WORK TASK: In the response, each entry below should appear again exactly as given.

Items from a dataset:
--------------------------------

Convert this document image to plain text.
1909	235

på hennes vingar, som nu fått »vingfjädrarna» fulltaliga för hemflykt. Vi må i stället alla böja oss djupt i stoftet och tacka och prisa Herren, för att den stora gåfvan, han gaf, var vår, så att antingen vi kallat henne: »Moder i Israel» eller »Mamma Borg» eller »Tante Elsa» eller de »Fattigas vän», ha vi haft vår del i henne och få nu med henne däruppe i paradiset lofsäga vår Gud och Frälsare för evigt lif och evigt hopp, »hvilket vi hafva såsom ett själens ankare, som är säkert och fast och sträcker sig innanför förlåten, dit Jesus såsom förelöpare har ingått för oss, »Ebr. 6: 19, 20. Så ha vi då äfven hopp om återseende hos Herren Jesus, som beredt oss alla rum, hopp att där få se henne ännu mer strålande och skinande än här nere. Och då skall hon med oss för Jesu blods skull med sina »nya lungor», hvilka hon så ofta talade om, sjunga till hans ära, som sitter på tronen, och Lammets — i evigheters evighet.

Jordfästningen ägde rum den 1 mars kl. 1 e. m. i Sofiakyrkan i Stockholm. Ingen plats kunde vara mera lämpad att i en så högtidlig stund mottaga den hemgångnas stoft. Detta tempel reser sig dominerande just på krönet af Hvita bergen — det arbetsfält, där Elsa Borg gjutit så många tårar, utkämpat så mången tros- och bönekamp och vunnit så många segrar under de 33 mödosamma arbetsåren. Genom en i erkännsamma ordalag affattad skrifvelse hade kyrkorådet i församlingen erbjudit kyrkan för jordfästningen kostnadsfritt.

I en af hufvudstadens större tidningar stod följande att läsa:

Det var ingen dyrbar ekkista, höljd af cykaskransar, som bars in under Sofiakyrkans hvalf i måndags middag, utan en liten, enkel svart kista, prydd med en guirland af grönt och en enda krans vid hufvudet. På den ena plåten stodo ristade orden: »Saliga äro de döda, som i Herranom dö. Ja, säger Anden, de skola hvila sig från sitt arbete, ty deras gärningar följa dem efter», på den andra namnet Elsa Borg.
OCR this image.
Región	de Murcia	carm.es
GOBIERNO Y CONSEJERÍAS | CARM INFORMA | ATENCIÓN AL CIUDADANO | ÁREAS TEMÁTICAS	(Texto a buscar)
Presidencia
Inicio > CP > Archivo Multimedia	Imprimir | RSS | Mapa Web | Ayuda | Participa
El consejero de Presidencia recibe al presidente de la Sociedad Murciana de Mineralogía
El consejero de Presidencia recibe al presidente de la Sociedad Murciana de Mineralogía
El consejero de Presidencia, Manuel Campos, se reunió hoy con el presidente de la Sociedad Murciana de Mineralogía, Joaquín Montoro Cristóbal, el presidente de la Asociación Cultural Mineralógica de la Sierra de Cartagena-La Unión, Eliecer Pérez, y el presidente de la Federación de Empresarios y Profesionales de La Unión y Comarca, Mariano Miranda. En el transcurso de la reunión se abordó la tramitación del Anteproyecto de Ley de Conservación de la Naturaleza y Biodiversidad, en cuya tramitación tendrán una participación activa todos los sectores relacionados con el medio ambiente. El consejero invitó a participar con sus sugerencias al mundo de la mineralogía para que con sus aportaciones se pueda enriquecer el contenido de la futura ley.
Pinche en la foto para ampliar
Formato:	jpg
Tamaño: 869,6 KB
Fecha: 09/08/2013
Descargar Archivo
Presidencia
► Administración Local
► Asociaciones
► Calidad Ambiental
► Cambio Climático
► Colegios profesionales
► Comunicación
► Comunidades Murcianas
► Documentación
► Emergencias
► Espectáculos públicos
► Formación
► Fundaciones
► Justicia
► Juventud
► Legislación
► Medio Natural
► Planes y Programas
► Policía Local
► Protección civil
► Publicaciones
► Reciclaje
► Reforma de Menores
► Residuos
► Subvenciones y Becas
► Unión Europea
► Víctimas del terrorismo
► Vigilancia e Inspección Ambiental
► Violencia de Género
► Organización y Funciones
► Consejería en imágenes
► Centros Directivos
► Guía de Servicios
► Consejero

--------------------------------

EXPECTED ANSWER:
Convert this document image to plain text.
1909	235

på hennes vingar, som nu fått »vingfjädrarna» fulltaliga för hemflykt. Vi må i stället alla böja oss djupt i stoftet och tacka och prisa Herren, för att den stora gåfvan, han gaf, var vår, så att antingen vi kallat henne: »Moder i Israel» eller »Mamma Borg» eller »Tante Elsa» eller de »Fattigas vän», ha vi haft vår del i henne och få nu med henne däruppe i paradiset lofsäga vår Gud och Frälsare för evigt lif och evigt hopp, »hvilket vi hafva såsom ett själens ankare, som är säkert och fast och sträcker sig innanför förlåten, dit Jesus såsom förelöpare har ingått för oss, »Ebr. 6: 19, 20. Så ha vi då äfven hopp om återseende hos Herren Jesus, som beredt oss alla rum, hopp att där få se henne ännu mer strålande och skinande än här nere. Och då skall hon med oss för Jesu blods skull med sina »nya lungor», hvilka hon så ofta talade om, sjunga till hans ära, som sitter på tronen, och Lammets — i evigheters evighet.

Jordfästningen ägde rum den 1 mars kl. 1 e. m. i Sofiakyrkan i Stockholm. Ingen plats kunde vara mera lämpad att i en så högtidlig stund mottaga den hemgångnas stoft. Detta tempel reser sig dominerande just på krönet af Hvita bergen — det arbetsfält, där Elsa Borg gjutit så många tårar, utkämpat så mången tros- och bönekamp och vunnit så många segrar under de 33 mödosamma arbetsåren. Genom en i erkännsamma ordalag affattad skrifvelse hade kyrkorådet i församlingen erbjudit kyrkan för jordfästningen kostnadsfritt.

I en af hufvudstadens större tidningar stod följande att läsa:

Det var ingen dyrbar ekkista, höljd af cykaskransar, som bars in under Sofiakyrkans hvalf i måndags middag, utan en liten, enkel svart kista, prydd med en guirland af grönt och en enda krans vid hufvudet. På den ena plåten stodo ristade orden: »Saliga äro de döda, som i Herranom dö. Ja, säger Anden, de skola hvila sig från sitt arbete, ty deras gärningar följa dem efter», på den andra namnet Elsa Borg.
OCR this image.
Región	de Murcia	carm.es
GOBIERNO Y CONSEJERÍAS | CARM INFORMA | ATENCIÓN AL CIUDADANO | ÁREAS TEMÁTICAS	(Texto a buscar)
Presidencia
Inicio > CP > Archivo Multimedia	Imprimir | RSS | Mapa Web | Ayuda | Participa
El consejero de Presidencia recibe al presidente de la Sociedad Murciana de Mineralogía
El consejero de Presidencia recibe al presidente de la Sociedad Murciana de Mineralogía
El consejero de Presidencia, Manuel Campos, se reunió hoy con el presidente de la Sociedad Murciana de Mineralogía, Joaquín Montoro Cristóbal, el presidente de la Asociación Cultural Mineralógica de la Sierra de Cartagena-La Unión, Eliecer Pérez, y el presidente de la Federación de Empresarios y Profesionales de La Unión y Comarca, Mariano Miranda. En el transcurso de la reunión se abordó la tramitación del Anteproyecto de Ley de Conservación de la Naturaleza y Biodiversidad, en cuya tramitación tendrán una participación activa todos los sectores relacionados con el medio ambiente. El consejero invitó a participar con sus sugerencias al mundo de la mineralogía para que con sus aportaciones se pueda enriquecer el contenido de la futura ley.
Pinche en la foto para ampliar
Formato:	jpg
Tamaño: 869,6 KB
Fecha: 09/08/2013
Descargar Archivo
Presidencia
► Administración Local
► Asociaciones
► Calidad Ambiental
► Cambio Climático
► Colegios profesionales
► Comunicación
► Comunidades Murcianas
► Documentación
► Emergencias
► Espectáculos públicos
► Formación
► Fundaciones
► Justicia
► Juventud
► Legislación
► Medio Natural
► Planes y Programas
► Policía Local
► Protección civil
► Publicaciones
► Reciclaje
► Reforma de Menores
► Residuos
► Subvenciones y Becas
► Unión Europea
► Víctimas del terrorismo
► Vigilancia e Inspección Ambiental
► Violencia de Género
► Organización y Funciones
► Consejería en imágenes
► Centros Directivos
► Guía de Servicios
► Consejero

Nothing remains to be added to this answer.